Exercise material
┌──

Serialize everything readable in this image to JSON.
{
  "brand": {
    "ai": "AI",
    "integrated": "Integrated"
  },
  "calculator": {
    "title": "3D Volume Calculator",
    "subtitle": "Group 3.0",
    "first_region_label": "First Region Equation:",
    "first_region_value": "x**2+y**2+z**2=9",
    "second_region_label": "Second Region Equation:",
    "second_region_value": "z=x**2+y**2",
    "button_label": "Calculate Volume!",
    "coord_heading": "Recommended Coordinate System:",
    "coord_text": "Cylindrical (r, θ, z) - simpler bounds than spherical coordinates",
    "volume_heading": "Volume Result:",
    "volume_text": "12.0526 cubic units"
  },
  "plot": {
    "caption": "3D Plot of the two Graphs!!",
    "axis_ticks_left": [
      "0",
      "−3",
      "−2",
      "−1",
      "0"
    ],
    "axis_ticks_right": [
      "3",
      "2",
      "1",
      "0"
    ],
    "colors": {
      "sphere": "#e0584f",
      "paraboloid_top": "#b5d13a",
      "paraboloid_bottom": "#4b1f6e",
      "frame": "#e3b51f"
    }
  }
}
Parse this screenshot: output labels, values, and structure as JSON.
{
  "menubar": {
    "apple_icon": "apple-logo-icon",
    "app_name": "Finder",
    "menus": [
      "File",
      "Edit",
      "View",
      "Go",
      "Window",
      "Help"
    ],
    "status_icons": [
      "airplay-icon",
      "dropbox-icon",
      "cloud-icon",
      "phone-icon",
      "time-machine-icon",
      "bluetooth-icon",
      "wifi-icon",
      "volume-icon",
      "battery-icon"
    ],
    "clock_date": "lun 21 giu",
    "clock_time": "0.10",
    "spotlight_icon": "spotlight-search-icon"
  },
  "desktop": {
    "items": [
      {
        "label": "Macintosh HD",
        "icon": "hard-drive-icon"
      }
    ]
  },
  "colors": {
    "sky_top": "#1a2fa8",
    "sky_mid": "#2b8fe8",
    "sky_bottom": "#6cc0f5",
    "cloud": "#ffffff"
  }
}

└──

Gather every line from the entries above where the word "this" appears, and copy them.

Solved problem
Serialize everything readable in this image to JSON.
Parse this screenshot: output labels, values, and structure as JSON.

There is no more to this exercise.